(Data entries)
◇ ◇ ◇ ◇ ◇ ◇ ◇

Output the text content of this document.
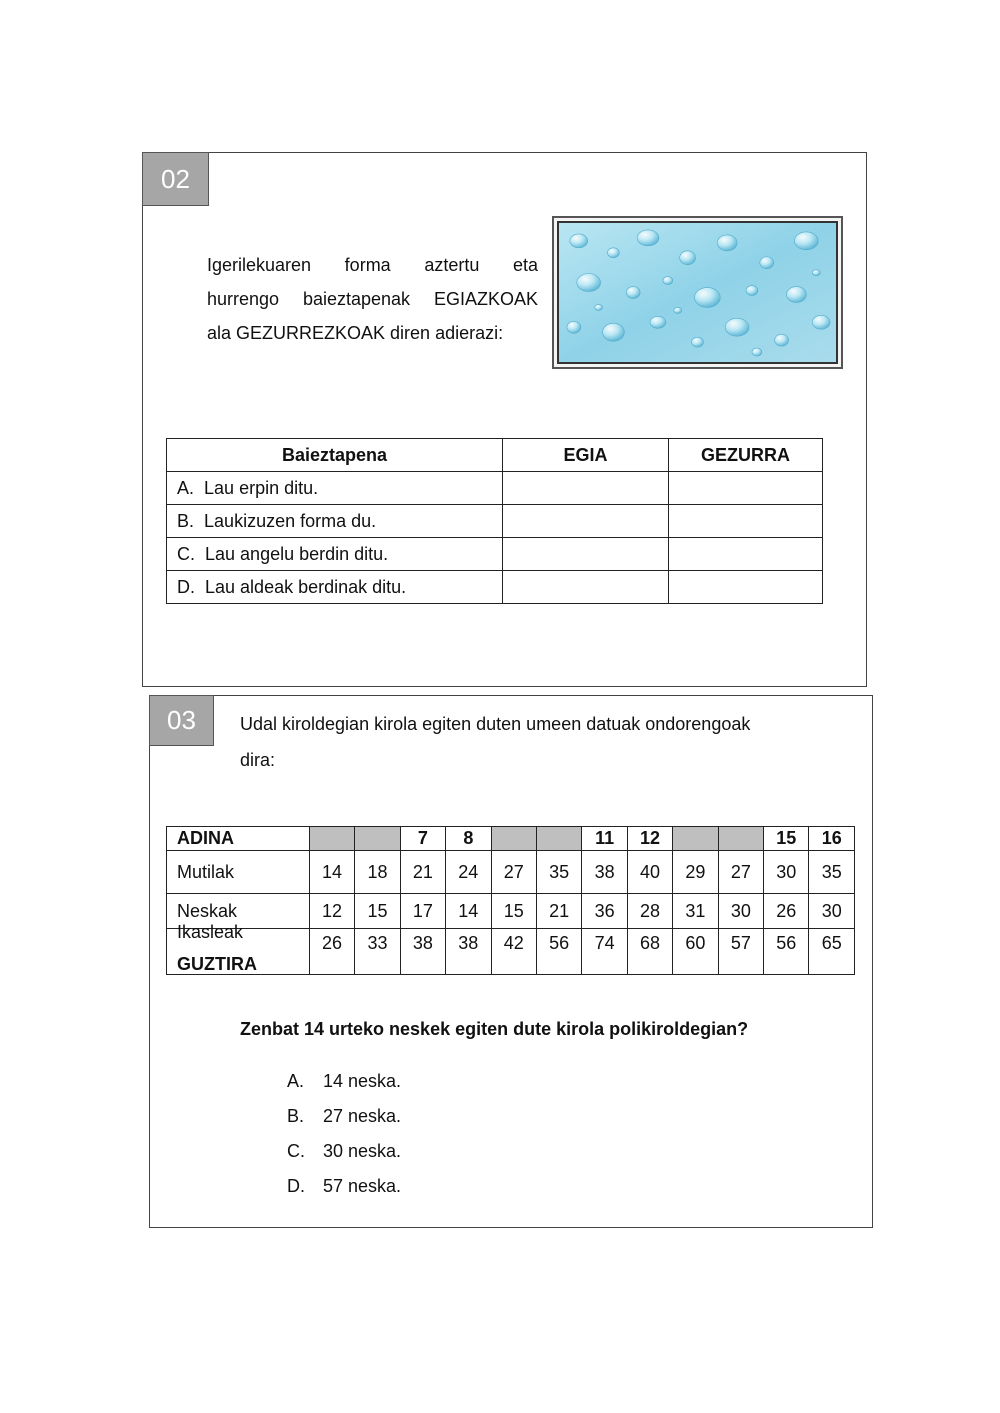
02
Igerilekuaren forma aztertu eta
hurrengo baieztapenak EGIAZKOAK
ala GEZURREZKOAK diren adierazi:
Baieztapena	EGIA	GEZURRA
A. Lau erpin ditu.		
B. Laukizuzen forma du.		
C. Lau angelu berdin ditu.		
D. Lau aldeak berdinak ditu.		
03	Udal kiroldegian kirola egiten duten umeen datuak ondorengoak
dira:
ADINA			7	8			11	12			15	16
Mutilak	14	18	21	24	27	35	38	40	29	27	30	35
Neskak	12	15	17	14	15	21	36	28	31	30	26	30

Ikasleak
GUZTIRA	26	33	38	38	42	56	74	68	60	57	56	65
Zenbat 14 urteko neskek egiten dute kirola polikiroldegian?
A.	14 neska.
B.	27 neska.
C.	30 neska.
D.	57 neska.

◇ ◇ ◇ ◇ ◇ ◇ ◇

EXERCISE GOAL:
From the listing above, return each line with the word "kirola".

RESULT OF THIS TASK:
03	Udal kiroldegian kirola egiten duten umeen datuak ondorengoak
Zenbat 14 urteko neskek egiten dute kirola polikiroldegian?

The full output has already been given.